The silver-grey BMW races forward against the backdrop of the setting sun. The headlights are on full beam. The contours of the Bavarian sedan, dark and sharp, stand out against the flame red sky. Travelling at exactly 100 kilometers per hour, it reaches the target marker. The driver takes a firmer hold of the steering wheel and slams on the brake. The ABS system lets out a rapid-fire staccato as the tires lock. Small clouds of smoke are released by the wheel casings.  The sophisticated on-board electronics now kick in to calculate the braking distance to the nearest centimeter. The computer calculates a distance of 36 meters from the brake marker until the tires have come to a complete standstill – around four meters less than was recorded in comparable tests with the previous model. When the test driver reads the result on the display, he knows that the development work on the new tires has taken a significant step forward. He maneuvers the BMW into the waiting area at the testing ground. Precision braking is only one half of the job, and tire changing the other – for the umpteenth and last time today.

All that effort was worth it in the end. Another item in the technical specifications can be ticked off. The specifications detail all the objectives the project team wants to achieve by the end of development. Various technicians and chemists have previously pooled their know-how to develop proposed solutions to overcome goal conflicts and produce optimized contour concepts. The first tread variants are then developed from this information. But after material tests in the lab and countless computer simulations, the moment of truth is out on the test circuit. Only now do the new ideas prove their worth, because although a lot of tire development progress is made via virtual simulations, there is no real substitute for the original measurement data and the subjective judgments of the test drivers with their many years of experience. So with every product innovation comes a range of tests with different treads to identify the strengths and weaknesses of the individual prototypes.

The special thing about this initial test phase is that the products are not yet available in their vulcanized form. The vehicles are instead fitted with prototypes, whose tread has either been carved by hand or by robots. A tire carver requires around six hours for a summer tire; complicated winter treads take longer to carve – sometimes up to 40 hours. This is extremely time-consuming but still a great deal cheaper than using a tire mold, even though up to 800 of these hand-carved tires are required to develop a new product. The best treads are selected, optimized further and subjected to more tests until finally a tread is developed that will later go into series production. And only then can the first tire mold be produced.

> _Direction a_: From the tire-testing text, list each figure that is given with a unit of speed, distance, or time.

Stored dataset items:
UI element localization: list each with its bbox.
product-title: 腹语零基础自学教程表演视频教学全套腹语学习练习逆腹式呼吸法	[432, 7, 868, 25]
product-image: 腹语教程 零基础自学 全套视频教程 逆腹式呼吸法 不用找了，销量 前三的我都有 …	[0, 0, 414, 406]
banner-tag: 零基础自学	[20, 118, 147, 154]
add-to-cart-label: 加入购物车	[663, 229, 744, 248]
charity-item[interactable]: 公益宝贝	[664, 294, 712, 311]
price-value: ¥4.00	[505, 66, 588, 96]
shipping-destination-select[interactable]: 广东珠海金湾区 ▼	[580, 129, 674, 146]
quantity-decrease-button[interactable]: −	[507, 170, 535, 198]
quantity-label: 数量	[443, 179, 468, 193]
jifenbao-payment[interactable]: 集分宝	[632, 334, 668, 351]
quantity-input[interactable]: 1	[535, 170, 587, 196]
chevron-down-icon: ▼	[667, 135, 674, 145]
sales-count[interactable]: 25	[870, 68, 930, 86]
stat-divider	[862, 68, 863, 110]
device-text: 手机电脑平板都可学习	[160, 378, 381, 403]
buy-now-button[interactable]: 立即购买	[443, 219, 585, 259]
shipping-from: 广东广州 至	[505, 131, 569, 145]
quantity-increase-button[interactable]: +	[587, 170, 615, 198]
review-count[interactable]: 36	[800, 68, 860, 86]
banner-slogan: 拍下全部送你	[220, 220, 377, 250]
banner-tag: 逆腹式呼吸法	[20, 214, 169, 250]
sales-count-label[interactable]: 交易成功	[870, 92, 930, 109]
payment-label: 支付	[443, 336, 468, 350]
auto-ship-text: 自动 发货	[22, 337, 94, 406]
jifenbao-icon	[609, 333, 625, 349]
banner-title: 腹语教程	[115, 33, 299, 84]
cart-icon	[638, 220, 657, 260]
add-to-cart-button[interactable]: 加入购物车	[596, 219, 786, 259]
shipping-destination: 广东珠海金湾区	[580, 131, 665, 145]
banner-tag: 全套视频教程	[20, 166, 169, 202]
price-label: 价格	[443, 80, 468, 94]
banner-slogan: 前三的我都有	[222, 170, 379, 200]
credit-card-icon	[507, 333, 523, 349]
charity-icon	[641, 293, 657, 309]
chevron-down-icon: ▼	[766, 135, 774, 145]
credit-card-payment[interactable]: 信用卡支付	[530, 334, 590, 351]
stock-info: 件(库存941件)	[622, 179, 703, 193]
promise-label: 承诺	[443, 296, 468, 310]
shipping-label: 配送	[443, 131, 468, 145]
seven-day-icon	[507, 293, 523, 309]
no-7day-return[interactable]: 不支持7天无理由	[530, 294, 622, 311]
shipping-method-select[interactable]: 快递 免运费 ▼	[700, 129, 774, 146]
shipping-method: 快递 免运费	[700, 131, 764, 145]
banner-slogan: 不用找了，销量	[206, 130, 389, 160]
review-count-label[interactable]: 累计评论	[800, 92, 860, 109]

> _Direction b_: In the listing, starting at its first line and ending at the line containing "179, 468, 193]", replace "bbox" with "bounding box" and give those lines again.

> _Correct response a_:
- 100 kilometers per hour
- 36 meters
- four meters
- six hours
- 40 hours

> _Correct response b_:
UI element localization: list each with its bounding box.
product-title: 腹语零基础自学教程表演视频教学全套腹语学习练习逆腹式呼吸法	[432, 7, 868, 25]
product-image: 腹语教程 零基础自学 全套视频教程 逆腹式呼吸法 不用找了，销量 前三的我都有 …	[0, 0, 414, 406]
banner-tag: 零基础自学	[20, 118, 147, 154]
add-to-cart-label: 加入购物车	[663, 229, 744, 248]
charity-item[interactable]: 公益宝贝	[664, 294, 712, 311]
price-value: ¥4.00	[505, 66, 588, 96]
shipping-destination-select[interactable]: 广东珠海金湾区 ▼	[580, 129, 674, 146]
quantity-decrease-button[interactable]: −	[507, 170, 535, 198]
quantity-label: 数量	[443, 179, 468, 193]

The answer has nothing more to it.